[Stored records]
--------------------------------------------------

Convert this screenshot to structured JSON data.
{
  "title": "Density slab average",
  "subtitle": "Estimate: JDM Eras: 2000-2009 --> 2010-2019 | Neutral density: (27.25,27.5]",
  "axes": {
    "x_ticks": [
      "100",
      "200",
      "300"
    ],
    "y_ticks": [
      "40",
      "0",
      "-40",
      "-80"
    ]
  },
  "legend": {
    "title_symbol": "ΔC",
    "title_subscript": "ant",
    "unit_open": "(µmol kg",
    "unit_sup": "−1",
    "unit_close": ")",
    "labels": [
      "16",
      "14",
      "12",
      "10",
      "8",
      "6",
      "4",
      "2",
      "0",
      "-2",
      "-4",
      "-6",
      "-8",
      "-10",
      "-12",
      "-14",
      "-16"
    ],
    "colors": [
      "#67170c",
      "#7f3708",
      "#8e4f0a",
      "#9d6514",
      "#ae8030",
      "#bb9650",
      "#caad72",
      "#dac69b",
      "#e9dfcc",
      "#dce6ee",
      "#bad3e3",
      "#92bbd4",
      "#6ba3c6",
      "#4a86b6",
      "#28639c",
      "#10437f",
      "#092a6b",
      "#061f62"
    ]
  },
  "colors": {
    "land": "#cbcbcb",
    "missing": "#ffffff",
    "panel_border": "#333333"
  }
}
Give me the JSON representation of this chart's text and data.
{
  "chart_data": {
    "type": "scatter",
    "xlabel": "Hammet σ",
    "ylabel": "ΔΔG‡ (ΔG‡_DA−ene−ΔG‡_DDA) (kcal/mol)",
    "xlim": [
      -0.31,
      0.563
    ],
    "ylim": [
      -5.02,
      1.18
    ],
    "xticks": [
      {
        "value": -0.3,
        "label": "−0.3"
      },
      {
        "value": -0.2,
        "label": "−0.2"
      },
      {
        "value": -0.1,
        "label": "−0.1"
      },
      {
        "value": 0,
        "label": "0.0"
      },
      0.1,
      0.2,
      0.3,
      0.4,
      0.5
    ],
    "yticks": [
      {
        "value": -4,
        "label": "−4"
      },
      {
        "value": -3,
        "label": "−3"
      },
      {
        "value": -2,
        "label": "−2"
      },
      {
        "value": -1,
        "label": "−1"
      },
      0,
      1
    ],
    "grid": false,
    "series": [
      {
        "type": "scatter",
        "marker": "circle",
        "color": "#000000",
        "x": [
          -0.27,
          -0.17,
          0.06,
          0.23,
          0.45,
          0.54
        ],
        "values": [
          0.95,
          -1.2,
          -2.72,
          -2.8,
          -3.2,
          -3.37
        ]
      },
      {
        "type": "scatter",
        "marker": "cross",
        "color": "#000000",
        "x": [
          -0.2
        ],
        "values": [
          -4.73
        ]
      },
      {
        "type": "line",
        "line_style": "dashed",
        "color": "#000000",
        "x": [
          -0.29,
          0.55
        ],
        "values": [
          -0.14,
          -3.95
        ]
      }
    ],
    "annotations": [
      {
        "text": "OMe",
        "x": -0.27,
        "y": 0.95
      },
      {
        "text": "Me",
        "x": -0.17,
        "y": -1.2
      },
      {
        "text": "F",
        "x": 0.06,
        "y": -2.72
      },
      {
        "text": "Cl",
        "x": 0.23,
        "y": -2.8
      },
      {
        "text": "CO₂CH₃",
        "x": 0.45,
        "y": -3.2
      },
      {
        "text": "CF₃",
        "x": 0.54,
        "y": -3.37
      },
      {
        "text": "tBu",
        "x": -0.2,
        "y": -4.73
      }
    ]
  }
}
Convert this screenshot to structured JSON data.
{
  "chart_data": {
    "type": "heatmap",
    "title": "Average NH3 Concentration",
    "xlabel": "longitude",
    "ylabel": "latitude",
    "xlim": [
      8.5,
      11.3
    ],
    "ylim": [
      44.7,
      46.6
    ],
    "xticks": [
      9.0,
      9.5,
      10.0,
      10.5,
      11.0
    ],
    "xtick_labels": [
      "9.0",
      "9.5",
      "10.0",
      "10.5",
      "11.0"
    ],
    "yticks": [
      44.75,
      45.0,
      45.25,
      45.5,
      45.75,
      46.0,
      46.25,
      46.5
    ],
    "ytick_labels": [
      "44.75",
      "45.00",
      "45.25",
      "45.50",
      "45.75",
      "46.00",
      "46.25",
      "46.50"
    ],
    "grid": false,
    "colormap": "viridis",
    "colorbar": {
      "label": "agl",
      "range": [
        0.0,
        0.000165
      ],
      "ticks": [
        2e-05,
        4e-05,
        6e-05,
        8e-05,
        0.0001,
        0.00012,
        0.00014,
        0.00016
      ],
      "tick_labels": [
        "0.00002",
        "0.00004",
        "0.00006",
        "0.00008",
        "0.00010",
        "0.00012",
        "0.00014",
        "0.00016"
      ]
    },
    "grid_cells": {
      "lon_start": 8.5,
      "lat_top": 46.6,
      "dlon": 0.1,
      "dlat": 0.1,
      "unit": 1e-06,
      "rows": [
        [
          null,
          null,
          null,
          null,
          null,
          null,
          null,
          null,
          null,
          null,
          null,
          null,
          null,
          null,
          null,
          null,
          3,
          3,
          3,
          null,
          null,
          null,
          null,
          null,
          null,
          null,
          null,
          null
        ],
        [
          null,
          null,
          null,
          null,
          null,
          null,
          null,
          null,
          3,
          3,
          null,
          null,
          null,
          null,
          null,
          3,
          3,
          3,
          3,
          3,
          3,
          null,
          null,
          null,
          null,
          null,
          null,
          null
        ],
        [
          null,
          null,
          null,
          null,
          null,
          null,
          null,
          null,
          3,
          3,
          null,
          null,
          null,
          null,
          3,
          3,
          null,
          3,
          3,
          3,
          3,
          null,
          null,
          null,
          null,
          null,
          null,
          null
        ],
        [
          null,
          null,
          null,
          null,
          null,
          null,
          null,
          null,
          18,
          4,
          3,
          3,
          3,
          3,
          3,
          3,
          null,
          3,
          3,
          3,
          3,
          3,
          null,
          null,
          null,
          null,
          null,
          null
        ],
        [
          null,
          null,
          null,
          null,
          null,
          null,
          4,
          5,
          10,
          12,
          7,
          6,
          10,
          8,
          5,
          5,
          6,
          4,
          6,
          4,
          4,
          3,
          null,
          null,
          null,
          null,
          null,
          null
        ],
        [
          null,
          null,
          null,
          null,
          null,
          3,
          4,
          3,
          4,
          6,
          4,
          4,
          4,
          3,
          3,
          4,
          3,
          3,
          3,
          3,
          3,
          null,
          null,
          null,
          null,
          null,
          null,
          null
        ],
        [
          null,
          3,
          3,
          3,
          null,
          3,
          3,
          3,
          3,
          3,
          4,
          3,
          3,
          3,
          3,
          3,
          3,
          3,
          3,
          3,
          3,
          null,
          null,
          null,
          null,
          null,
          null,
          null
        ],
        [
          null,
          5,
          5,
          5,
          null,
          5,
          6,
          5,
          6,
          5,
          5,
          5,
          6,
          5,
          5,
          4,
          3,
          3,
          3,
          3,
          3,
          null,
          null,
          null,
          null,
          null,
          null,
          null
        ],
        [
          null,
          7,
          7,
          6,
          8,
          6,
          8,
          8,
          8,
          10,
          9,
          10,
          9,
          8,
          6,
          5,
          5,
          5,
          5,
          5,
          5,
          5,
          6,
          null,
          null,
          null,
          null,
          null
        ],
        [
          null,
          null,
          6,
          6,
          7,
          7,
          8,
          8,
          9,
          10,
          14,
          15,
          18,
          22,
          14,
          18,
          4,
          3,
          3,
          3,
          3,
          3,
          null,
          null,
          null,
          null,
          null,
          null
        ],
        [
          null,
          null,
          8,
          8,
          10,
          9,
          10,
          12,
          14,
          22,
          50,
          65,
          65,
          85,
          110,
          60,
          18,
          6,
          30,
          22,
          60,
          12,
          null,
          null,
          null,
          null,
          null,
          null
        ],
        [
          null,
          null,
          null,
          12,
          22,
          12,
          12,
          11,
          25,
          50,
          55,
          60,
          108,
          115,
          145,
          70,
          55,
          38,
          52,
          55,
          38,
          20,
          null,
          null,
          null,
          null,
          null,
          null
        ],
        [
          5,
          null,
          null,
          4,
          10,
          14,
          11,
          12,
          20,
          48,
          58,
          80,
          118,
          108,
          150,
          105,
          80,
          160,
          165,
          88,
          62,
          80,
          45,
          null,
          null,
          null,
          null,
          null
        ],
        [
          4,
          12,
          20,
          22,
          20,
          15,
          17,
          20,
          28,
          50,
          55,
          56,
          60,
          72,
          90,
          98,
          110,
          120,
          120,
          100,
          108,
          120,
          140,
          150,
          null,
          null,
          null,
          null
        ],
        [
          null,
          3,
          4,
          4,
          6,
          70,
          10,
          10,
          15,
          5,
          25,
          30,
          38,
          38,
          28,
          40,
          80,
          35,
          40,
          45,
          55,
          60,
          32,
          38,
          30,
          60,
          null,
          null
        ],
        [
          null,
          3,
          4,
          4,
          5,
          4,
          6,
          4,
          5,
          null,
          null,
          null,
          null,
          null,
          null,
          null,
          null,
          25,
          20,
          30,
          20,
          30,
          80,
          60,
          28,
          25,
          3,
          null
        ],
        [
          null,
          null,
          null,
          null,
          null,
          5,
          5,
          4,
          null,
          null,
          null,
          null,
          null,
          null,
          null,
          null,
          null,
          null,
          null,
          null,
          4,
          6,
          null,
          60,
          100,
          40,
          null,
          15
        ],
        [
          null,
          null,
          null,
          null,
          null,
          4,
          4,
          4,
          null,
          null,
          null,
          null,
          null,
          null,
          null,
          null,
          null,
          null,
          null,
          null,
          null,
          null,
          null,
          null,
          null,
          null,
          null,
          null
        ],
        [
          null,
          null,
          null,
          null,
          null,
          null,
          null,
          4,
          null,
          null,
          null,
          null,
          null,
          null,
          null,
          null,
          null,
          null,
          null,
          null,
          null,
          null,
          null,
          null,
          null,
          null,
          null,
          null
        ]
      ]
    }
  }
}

--------------------------------------------------

- **AIM**: Search the lines for "type". Copy each line that has it.

- **RESULT BELOW**:
    "type": "scatter",
        "type": "scatter",
        "type": "scatter",
        "type": "line",
    "type": "heatmap",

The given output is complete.